-- Given task --
Wherever a line in the data below holds "English", copy that line.

-- Data supplied --
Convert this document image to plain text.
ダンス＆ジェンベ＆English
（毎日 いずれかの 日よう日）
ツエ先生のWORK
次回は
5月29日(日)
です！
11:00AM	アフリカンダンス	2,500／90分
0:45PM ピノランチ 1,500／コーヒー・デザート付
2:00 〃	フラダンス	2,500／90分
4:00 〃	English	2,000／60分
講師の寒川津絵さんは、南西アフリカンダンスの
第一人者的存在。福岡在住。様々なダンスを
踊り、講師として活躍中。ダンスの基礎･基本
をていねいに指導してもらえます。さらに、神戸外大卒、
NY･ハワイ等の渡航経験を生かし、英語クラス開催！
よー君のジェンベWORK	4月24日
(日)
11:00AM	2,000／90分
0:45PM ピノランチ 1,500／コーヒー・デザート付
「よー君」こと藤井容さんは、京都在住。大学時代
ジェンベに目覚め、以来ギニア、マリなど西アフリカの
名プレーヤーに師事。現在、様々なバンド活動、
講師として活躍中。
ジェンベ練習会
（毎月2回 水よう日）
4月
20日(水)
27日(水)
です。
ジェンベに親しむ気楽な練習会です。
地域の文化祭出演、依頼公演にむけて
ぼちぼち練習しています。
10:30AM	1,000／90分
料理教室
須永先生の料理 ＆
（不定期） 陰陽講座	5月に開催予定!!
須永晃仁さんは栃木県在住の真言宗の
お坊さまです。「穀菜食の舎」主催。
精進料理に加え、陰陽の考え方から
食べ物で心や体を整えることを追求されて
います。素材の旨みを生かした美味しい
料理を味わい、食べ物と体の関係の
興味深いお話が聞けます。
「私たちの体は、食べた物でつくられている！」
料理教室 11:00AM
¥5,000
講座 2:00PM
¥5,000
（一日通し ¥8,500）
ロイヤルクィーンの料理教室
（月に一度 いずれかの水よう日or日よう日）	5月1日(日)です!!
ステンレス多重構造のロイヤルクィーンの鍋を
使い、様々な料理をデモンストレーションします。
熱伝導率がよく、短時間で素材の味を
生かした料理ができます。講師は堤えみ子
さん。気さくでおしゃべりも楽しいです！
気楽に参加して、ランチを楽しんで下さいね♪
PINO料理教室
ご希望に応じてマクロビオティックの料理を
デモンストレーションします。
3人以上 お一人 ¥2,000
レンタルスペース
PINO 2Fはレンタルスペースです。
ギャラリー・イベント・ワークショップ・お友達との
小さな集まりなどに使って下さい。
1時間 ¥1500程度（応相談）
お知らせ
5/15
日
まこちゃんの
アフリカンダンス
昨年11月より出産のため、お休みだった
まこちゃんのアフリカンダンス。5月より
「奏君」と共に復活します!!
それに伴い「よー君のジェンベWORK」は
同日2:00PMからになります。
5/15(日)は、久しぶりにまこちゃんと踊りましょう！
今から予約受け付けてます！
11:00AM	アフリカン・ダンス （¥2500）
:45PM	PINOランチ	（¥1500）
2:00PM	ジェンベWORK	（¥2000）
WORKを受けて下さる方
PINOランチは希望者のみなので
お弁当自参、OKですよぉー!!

-- Result for this exercise --
ダンス＆ジェンベ＆English
4:00 〃	English	2,000／60分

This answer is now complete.